Start of Task input

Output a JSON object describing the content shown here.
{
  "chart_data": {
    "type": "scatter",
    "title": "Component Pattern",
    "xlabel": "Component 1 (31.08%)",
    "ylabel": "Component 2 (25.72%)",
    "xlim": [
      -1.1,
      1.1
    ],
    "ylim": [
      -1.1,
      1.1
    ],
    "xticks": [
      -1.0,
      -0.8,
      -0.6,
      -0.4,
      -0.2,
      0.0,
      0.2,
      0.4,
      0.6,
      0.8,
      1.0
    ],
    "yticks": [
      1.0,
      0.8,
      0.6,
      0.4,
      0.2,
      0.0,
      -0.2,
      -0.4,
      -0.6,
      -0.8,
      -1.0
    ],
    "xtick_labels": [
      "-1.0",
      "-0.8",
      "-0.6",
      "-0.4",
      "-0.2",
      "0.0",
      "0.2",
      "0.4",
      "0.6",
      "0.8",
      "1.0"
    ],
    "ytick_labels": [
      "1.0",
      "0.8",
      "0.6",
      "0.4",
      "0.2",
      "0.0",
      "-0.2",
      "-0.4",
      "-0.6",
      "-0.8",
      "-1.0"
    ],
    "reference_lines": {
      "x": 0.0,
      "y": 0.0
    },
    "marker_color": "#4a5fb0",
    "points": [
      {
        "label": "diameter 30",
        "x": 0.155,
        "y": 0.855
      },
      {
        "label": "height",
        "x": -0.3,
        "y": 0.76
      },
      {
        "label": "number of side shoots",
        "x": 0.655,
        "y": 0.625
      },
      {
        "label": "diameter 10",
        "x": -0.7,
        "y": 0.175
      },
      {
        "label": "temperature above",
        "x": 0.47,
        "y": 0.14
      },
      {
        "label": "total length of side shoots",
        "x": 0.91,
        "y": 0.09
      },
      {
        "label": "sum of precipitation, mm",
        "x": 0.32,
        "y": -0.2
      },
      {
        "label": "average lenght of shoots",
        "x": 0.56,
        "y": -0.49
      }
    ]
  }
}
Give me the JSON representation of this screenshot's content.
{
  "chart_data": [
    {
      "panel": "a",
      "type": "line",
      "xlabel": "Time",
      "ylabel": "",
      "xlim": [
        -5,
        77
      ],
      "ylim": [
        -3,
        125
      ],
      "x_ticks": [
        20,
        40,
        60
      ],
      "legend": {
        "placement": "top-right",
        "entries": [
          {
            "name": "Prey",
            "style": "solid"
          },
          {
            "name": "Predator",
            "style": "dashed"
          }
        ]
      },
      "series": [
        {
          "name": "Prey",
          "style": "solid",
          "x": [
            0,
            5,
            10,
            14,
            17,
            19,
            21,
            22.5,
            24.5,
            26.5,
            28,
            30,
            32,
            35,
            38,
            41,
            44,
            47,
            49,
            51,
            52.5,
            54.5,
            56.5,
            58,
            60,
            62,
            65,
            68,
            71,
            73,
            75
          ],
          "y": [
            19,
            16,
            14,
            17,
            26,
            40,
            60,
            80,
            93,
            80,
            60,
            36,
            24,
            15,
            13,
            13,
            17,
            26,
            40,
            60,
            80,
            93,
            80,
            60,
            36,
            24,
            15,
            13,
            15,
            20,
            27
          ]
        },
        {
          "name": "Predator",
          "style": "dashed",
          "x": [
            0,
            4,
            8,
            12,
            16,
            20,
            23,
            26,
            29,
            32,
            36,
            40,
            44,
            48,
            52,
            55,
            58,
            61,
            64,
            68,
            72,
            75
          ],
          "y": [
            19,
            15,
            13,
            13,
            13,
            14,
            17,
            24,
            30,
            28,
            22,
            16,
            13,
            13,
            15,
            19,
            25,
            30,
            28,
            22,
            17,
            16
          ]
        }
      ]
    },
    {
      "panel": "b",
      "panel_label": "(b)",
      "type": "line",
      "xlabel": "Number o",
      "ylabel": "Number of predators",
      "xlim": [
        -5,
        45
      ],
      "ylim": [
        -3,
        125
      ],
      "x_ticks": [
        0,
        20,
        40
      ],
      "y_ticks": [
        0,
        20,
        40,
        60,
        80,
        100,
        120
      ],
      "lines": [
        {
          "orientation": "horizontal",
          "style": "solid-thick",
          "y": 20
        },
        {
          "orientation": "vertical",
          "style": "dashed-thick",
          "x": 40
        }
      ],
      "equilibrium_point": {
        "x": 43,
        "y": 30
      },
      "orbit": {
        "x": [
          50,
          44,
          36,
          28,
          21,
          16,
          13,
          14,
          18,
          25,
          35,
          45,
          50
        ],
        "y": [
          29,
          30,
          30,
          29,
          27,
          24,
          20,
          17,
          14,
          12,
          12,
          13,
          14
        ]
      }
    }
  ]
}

End of Task input

#### Set exercise
Return the listing above word for word.

#### Answer below
Output a JSON object describing the content shown here.
{
  "chart_data": {
    "type": "scatter",
    "title": "Component Pattern",
    "xlabel": "Component 1 (31.08%)",
    "ylabel": "Component 2 (25.72%)",
    "xlim": [
      -1.1,
      1.1
    ],
    "ylim": [
      -1.1,
      1.1
    ],
    "xticks": [
      -1.0,
      -0.8,
      -0.6,
      -0.4,
      -0.2,
      0.0,
      0.2,
      0.4,
      0.6,
      0.8,
      1.0
    ],
    "yticks": [
      1.0,
      0.8,
      0.6,
      0.4,
      0.2,
      0.0,
      -0.2,
      -0.4,
      -0.6,
      -0.8,
      -1.0
    ],
    "xtick_labels": [
      "-1.0",
      "-0.8",
      "-0.6",
      "-0.4",
      "-0.2",
      "0.0",
      "0.2",
      "0.4",
      "0.6",
      "0.8",
      "1.0"
    ],
    "ytick_labels": [
      "1.0",
      "0.8",
      "0.6",
      "0.4",
      "0.2",
      "0.0",
      "-0.2",
      "-0.4",
      "-0.6",
      "-0.8",
      "-1.0"
    ],
    "reference_lines": {
      "x": 0.0,
      "y": 0.0
    },
    "marker_color": "#4a5fb0",
    "points": [
      {
        "label": "diameter 30",
        "x": 0.155,
        "y": 0.855
      },
      {
        "label": "height",
        "x": -0.3,
        "y": 0.76
      },
      {
        "label": "number of side shoots",
        "x": 0.655,
        "y": 0.625
      },
      {
        "label": "diameter 10",
        "x": -0.7,
        "y": 0.175
      },
      {
        "label": "temperature above",
        "x": 0.47,
        "y": 0.14
      },
      {
        "label": "total length of side shoots",
        "x": 0.91,
        "y": 0.09
      },
      {
        "label": "sum of precipitation, mm",
        "x": 0.32,
        "y": -0.2
      },
      {
        "label": "average lenght of shoots",
        "x": 0.56,
        "y": -0.49
      }
    ]
  }
}
Give me the JSON representation of this screenshot's content.
{
  "chart_data": [
    {
      "panel": "a",
      "type": "line",
      "xlabel": "Time",
      "ylabel": "",
      "xlim": [
        -5,
        77
      ],
      "ylim": [
        -3,
        125
      ],
      "x_ticks": [
        20,
        40,
        60
      ],
      "legend": {
        "placement": "top-right",
        "entries": [
          {
            "name": "Prey",
            "style": "solid"
          },
          {
            "name": "Predator",
            "style": "dashed"
          }
        ]
      },
      "series": [
        {
          "name": "Prey",
          "style": "solid",
          "x": [
            0,
            5,
            10,
            14,
            17,
            19,
            21,
            22.5,
            24.5,
            26.5,
            28,
            30,
            32,
            35,
            38,
            41,
            44,
            47,
            49,
            51,
            52.5,
            54.5,
            56.5,
            58,
            60,
            62,
            65,
            68,
            71,
            73,
            75
          ],
          "y": [
            19,
            16,
            14,
            17,
            26,
            40,
            60,
            80,
            93,
            80,
            60,
            36,
            24,
            15,
            13,
            13,
            17,
            26,
            40,
            60,
            80,
            93,
            80,
            60,
            36,
            24,
            15,
            13,
            15,
            20,
            27
          ]
        },
        {
          "name": "Predator",
          "style": "dashed",
          "x": [
            0,
            4,
            8,
            12,
            16,
            20,
            23,
            26,
            29,
            32,
            36,
            40,
            44,
            48,
            52,
            55,
            58,
            61,
            64,
            68,
            72,
            75
          ],
          "y": [
            19,
            15,
            13,
            13,
            13,
            14,
            17,
            24,
            30,
            28,
            22,
            16,
            13,
            13,
            15,
            19,
            25,
            30,
            28,
            22,
            17,
            16
          ]
        }
      ]
    },
    {
      "panel": "b",
      "panel_label": "(b)",
      "type": "line",
      "xlabel": "Number o",
      "ylabel": "Number of predators",
      "xlim": [
        -5,
        45
      ],
      "ylim": [
        -3,
        125
      ],
      "x_ticks": [
        0,
        20,
        40
      ],
      "y_ticks": [
        0,
        20,
        40,
        60,
        80,
        100,
        120
      ],
      "lines": [
        {
          "orientation": "horizontal",
          "style": "solid-thick",
          "y": 20
        },
        {
          "orientation": "vertical",
          "style": "dashed-thick",
          "x": 40
        }
      ],
      "equilibrium_point": {
        "x": 43,
        "y": 30
      },
      "orbit": {
        "x": [
          50,
          44,
          36,
          28,
          21,
          16,
          13,
          14,
          18,
          25,
          35,
          45,
          50
        ],
        "y": [
          29,
          30,
          30,
          29,
          27,
          24,
          20,
          17,
          14,
          12,
          12,
          13,
          14
        ]
      }
    }
  ]
}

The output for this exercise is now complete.